**SHORT PROBLEM**: In the entries, find all lines that hold the word "minimum" and copy them.

**INPUT FOR THIS TASK**:
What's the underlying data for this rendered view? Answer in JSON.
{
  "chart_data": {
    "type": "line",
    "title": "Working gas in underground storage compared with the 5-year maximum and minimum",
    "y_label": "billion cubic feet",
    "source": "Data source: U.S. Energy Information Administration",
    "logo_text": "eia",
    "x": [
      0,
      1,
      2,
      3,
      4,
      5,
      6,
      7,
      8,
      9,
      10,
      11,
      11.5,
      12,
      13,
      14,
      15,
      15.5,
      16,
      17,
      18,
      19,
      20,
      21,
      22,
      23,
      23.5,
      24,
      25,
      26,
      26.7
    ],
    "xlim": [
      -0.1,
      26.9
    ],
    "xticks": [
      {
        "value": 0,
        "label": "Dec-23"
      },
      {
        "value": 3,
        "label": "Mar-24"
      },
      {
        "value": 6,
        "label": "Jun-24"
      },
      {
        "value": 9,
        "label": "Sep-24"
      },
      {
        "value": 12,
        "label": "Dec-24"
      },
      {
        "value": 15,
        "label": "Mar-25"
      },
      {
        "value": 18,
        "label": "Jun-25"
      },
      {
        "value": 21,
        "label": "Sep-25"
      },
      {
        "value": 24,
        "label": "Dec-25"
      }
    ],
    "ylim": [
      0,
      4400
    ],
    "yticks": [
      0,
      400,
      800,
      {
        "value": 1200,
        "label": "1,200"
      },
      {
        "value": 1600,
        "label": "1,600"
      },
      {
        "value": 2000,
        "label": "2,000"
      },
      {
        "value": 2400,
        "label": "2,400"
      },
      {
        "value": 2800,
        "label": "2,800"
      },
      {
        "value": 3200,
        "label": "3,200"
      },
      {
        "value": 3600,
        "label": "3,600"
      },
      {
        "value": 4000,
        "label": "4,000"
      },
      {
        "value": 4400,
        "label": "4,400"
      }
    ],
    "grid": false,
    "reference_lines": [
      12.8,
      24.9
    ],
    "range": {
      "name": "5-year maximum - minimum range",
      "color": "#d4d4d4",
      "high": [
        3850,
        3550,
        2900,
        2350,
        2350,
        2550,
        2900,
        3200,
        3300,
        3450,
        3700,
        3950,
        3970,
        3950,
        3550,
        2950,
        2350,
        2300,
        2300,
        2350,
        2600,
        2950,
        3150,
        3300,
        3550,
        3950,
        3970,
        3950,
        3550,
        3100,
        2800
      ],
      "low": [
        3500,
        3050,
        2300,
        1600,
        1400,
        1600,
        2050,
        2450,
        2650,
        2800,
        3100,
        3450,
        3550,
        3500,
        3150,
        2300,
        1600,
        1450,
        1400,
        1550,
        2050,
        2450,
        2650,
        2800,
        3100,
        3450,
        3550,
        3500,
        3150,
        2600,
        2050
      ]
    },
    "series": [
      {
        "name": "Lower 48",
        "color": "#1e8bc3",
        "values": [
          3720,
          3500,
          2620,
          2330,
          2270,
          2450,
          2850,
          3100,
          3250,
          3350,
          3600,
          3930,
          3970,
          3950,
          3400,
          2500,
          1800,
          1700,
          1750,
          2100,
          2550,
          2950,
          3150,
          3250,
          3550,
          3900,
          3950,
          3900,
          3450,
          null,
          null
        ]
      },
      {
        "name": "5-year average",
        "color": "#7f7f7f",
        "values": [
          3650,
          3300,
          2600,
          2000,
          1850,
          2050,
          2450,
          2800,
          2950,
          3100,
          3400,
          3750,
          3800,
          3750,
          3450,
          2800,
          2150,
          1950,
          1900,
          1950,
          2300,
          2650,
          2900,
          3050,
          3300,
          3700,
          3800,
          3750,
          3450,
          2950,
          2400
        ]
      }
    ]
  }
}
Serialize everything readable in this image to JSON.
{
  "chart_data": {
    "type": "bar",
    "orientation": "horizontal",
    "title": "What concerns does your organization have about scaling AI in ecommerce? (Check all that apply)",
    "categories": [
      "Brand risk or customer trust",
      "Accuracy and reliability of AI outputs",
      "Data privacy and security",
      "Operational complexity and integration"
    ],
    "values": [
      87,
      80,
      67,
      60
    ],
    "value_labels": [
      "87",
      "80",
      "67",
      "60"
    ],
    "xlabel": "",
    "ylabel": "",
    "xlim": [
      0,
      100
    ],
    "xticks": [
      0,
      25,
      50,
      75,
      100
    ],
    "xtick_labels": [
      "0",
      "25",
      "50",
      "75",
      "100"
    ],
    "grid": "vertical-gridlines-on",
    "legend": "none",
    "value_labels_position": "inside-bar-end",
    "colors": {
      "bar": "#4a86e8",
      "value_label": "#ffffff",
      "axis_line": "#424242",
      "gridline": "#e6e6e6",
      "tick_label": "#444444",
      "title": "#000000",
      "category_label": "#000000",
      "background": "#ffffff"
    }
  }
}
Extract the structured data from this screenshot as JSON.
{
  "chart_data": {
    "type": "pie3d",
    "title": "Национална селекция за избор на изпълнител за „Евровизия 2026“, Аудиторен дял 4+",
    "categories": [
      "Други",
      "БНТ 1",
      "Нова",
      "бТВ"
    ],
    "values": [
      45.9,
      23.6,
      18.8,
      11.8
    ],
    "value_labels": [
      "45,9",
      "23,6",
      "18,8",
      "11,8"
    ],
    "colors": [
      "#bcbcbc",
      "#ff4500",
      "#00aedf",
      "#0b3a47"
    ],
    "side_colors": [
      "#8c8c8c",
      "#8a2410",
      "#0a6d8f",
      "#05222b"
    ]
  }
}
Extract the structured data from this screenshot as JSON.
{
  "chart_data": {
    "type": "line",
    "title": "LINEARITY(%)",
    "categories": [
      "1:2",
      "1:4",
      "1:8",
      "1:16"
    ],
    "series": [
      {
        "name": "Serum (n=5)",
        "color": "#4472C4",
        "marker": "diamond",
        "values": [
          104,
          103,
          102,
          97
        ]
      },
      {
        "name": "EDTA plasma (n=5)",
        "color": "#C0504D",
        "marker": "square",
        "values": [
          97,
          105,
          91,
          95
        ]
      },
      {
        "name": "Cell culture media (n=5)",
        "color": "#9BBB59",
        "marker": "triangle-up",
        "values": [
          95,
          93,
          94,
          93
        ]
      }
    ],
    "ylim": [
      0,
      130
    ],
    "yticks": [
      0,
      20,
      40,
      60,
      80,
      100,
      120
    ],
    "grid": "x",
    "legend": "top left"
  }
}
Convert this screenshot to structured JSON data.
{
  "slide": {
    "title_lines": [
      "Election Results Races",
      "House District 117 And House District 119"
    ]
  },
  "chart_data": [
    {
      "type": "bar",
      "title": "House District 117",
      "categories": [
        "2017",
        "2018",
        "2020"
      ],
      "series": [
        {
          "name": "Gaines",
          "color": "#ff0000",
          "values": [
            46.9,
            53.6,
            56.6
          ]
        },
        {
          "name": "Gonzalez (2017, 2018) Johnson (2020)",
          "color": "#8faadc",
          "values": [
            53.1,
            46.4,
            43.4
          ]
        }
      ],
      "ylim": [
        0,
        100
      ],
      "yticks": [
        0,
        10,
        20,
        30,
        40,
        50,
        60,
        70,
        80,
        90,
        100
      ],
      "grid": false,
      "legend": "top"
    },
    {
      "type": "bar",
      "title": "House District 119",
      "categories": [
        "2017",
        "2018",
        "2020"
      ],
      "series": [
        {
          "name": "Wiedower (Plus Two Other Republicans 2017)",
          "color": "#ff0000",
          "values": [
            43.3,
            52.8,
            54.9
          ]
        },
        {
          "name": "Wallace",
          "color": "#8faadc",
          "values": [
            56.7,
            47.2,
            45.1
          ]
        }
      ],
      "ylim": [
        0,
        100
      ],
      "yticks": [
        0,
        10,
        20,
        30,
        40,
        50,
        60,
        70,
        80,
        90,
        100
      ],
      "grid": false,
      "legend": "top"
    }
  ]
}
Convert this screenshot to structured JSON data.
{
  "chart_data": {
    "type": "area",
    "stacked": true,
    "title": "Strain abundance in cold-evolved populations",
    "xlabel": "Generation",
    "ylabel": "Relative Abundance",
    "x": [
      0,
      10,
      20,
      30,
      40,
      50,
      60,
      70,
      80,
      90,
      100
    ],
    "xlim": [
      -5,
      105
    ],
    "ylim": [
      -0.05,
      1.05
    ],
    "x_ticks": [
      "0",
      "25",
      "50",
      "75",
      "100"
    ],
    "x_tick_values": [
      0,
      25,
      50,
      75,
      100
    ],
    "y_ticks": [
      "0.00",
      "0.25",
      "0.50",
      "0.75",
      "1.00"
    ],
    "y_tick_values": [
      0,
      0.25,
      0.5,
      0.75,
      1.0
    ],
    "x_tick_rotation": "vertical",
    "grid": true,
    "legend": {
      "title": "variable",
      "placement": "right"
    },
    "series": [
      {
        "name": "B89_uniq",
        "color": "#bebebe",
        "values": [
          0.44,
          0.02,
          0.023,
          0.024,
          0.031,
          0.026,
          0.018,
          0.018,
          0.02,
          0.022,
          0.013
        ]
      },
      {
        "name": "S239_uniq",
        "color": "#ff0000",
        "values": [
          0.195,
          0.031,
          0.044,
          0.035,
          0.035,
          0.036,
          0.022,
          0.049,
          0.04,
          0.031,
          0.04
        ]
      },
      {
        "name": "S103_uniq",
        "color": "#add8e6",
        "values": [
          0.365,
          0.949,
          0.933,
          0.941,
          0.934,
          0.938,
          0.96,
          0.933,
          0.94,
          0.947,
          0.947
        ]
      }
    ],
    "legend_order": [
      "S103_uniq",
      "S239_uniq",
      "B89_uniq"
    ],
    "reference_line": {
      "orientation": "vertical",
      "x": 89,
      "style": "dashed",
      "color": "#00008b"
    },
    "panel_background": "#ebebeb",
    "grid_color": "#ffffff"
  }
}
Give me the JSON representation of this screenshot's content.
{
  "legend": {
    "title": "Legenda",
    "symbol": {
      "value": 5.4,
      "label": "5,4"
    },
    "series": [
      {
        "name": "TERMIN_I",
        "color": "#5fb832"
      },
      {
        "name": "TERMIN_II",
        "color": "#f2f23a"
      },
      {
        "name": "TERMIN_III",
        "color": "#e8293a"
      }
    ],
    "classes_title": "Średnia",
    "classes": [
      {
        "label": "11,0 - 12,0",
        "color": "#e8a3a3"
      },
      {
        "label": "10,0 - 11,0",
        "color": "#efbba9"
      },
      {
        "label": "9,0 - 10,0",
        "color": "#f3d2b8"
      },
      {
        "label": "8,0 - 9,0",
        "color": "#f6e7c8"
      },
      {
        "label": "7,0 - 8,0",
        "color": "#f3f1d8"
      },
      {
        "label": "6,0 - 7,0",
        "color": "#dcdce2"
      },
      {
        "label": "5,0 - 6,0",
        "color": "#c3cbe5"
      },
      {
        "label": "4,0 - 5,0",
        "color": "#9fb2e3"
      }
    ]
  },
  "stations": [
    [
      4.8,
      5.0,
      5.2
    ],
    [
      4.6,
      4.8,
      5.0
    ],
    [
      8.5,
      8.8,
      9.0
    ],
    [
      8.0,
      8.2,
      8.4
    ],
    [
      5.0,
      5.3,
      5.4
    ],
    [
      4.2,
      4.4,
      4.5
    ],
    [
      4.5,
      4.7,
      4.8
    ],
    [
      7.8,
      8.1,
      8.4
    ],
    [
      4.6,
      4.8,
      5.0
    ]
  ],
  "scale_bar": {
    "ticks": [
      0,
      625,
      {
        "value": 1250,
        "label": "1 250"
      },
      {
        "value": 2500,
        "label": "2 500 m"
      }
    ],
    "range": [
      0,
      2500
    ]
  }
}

**WRITTEN REPLY**:
    "title": "Working gas in underground storage compared with the 5-year maximum and minimum",
      "name": "5-year maximum - minimum range",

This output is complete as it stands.